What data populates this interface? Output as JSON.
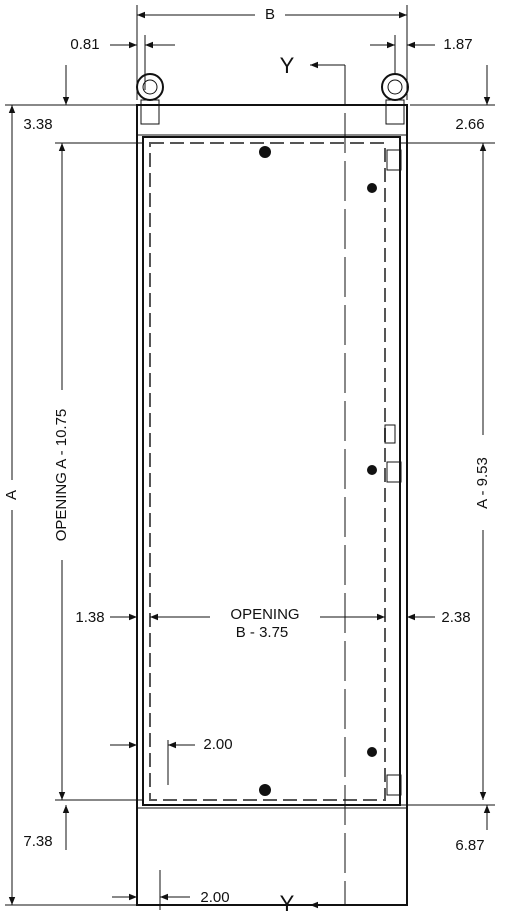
{
  "title_dim": "B",
  "dims": {
    "left_top": "0.81",
    "right_top": "1.87",
    "left_upper": "3.38",
    "right_upper": "2.66",
    "overall_height": "A",
    "opening_height": "OPENING A - 10.75",
    "mount_height": "A - 9.53",
    "left_mid": "1.38",
    "opening_word": "OPENING",
    "opening_width": "B - 3.75",
    "right_mid": "2.38",
    "inner_offset": "2.00",
    "left_lower": "7.38",
    "right_lower": "6.87",
    "bottom_offset": "2.00"
  },
  "section": {
    "top": "Y",
    "bottom": "Y"
  }
}
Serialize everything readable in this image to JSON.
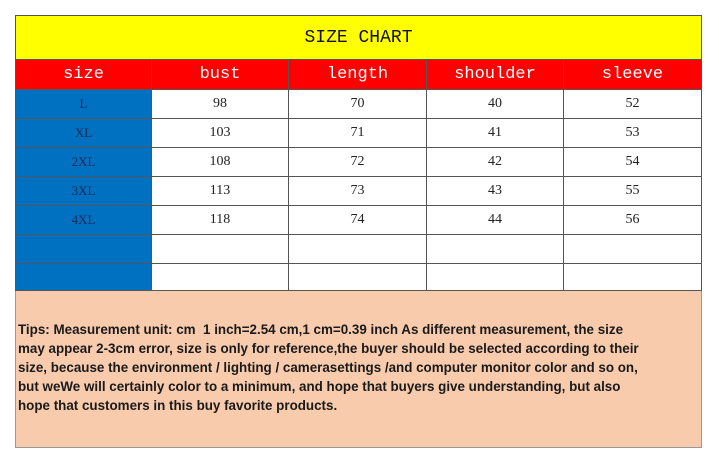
{
  "title": "SIZE CHART",
  "table": {
    "header": [
      "size",
      "bust",
      "length",
      "shoulder",
      "sleeve"
    ],
    "rows": [
      [
        "L",
        "98",
        "70",
        "40",
        "52"
      ],
      [
        "XL",
        "103",
        "71",
        "41",
        "53"
      ],
      [
        "2XL",
        "108",
        "72",
        "42",
        "54"
      ],
      [
        "3XL",
        "113",
        "73",
        "43",
        "55"
      ],
      [
        "4XL",
        "118",
        "74",
        "44",
        "56"
      ]
    ]
  },
  "tips": [
    "Tips: Measurement unit: cm  1 inch=2.54 cm,1 cm=0.39 inch As different measurement, the size",
    "may appear 2-3cm error, size is only for reference,the buyer should be selected according to their",
    "size, because the environment / lighting / camerasettings /and computer monitor color and so on,",
    "but weWe will certainly color to a minimum, and hope that buyers give understanding, but also",
    "hope that customers in this buy favorite products."
  ]
}
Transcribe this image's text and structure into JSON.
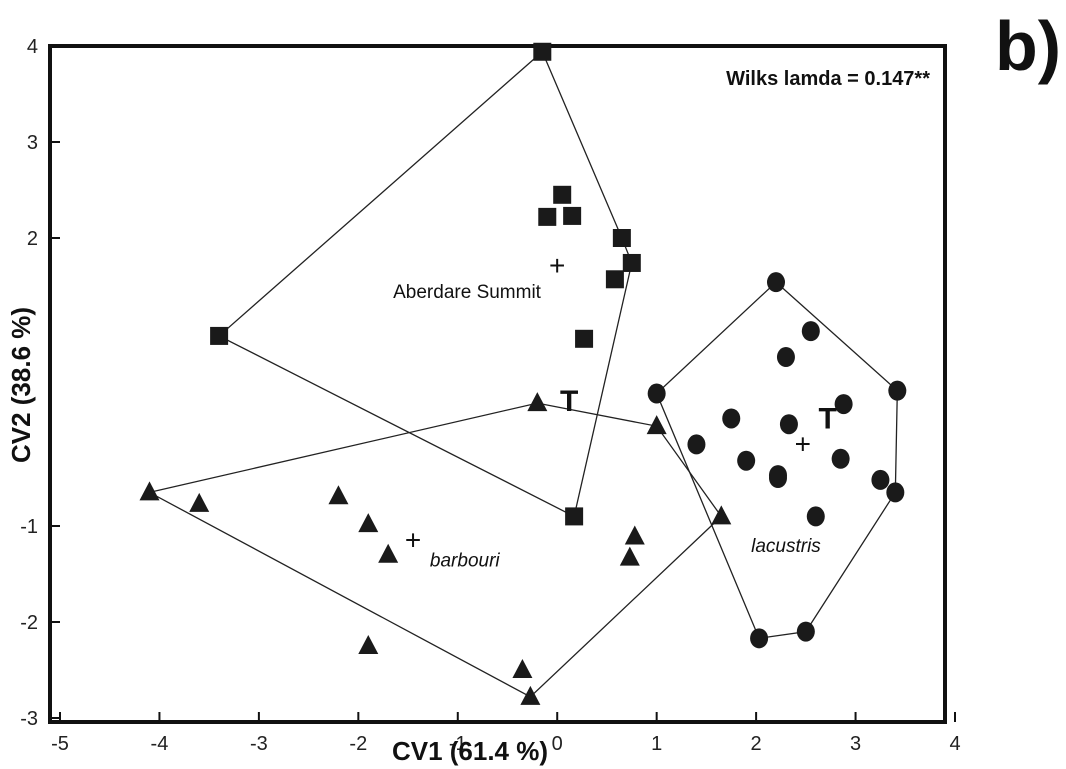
{
  "chart_data": {
    "type": "scatter",
    "panel_label": "b)",
    "annotation": "Wilks lamda = 0.147**",
    "xlabel": "CV1 (61.4 %)",
    "ylabel": "CV2 (38.6 %)",
    "xlim": [
      -5,
      4
    ],
    "ylim": [
      -3,
      4
    ],
    "x_ticks": [
      "-5",
      "-4",
      "-3",
      "-2",
      "-1",
      "0",
      "1",
      "2",
      "3",
      "4"
    ],
    "y_ticks": [
      "-3",
      "-2",
      "-1",
      "2",
      "3",
      "4"
    ],
    "legend": "none",
    "grid": false,
    "series": [
      {
        "name": "Aberdare Summit",
        "marker": "square",
        "label_italic": false,
        "points": [
          [
            -0.15,
            3.94
          ],
          [
            0.05,
            2.45
          ],
          [
            -0.1,
            2.22
          ],
          [
            0.15,
            2.23
          ],
          [
            0.65,
            2.0
          ],
          [
            0.75,
            1.74
          ],
          [
            0.58,
            1.57
          ],
          [
            0.27,
            0.95
          ],
          [
            -3.4,
            0.98
          ],
          [
            0.17,
            -0.9
          ]
        ],
        "hull": [
          [
            -0.15,
            3.94
          ],
          [
            0.65,
            2.0
          ],
          [
            0.75,
            1.74
          ],
          [
            0.17,
            -0.9
          ],
          [
            -3.4,
            0.98
          ]
        ],
        "centroid": [
          0.0,
          1.72
        ],
        "label_pos": [
          -1.65,
          1.45
        ],
        "type_pos": null
      },
      {
        "name": "barbouri",
        "marker": "triangle",
        "label_italic": true,
        "points": [
          [
            -4.1,
            -0.65
          ],
          [
            -3.6,
            -0.77
          ],
          [
            -2.2,
            -0.69
          ],
          [
            -1.9,
            -0.98
          ],
          [
            -1.7,
            -1.3
          ],
          [
            -0.2,
            0.28
          ],
          [
            1.0,
            0.04
          ],
          [
            0.78,
            -1.11
          ],
          [
            0.73,
            -1.33
          ],
          [
            1.65,
            -0.9
          ],
          [
            -1.9,
            -2.25
          ],
          [
            -0.35,
            -2.5
          ],
          [
            -0.27,
            -2.78
          ]
        ],
        "hull": [
          [
            -4.1,
            -0.65
          ],
          [
            -0.2,
            0.28
          ],
          [
            1.0,
            0.04
          ],
          [
            1.65,
            -0.9
          ],
          [
            -0.27,
            -2.78
          ]
        ],
        "centroid": [
          -1.45,
          -1.14
        ],
        "label_pos": [
          -1.28,
          -1.35
        ],
        "type_pos": [
          0.12,
          0.3
        ]
      },
      {
        "name": "lacustris",
        "marker": "circle",
        "label_italic": true,
        "points": [
          [
            2.2,
            1.54
          ],
          [
            2.55,
            1.03
          ],
          [
            2.3,
            0.76
          ],
          [
            1.0,
            0.38
          ],
          [
            1.4,
            -0.15
          ],
          [
            1.75,
            0.12
          ],
          [
            2.33,
            0.06
          ],
          [
            2.88,
            0.27
          ],
          [
            3.42,
            0.41
          ],
          [
            2.85,
            -0.3
          ],
          [
            1.9,
            -0.32
          ],
          [
            2.22,
            -0.5
          ],
          [
            2.03,
            -2.17
          ],
          [
            2.5,
            -2.1
          ],
          [
            2.6,
            -0.9
          ],
          [
            3.25,
            -0.52
          ],
          [
            3.4,
            -0.65
          ],
          [
            2.22,
            -0.47
          ]
        ],
        "hull": [
          [
            2.2,
            1.54
          ],
          [
            3.42,
            0.41
          ],
          [
            3.4,
            -0.65
          ],
          [
            2.5,
            -2.1
          ],
          [
            2.03,
            -2.17
          ],
          [
            1.0,
            0.38
          ]
        ],
        "centroid": [
          2.47,
          -0.14
        ],
        "label_pos": [
          1.95,
          -1.2
        ],
        "type_pos": [
          2.72,
          0.12
        ]
      }
    ]
  }
}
____
- [Exercise instructions]: Show the lines of the records that include the string "image".

- [Result of this task]:
Serialize everything readable in this image to JSON.
Transcribe this image's text and structure into JSON.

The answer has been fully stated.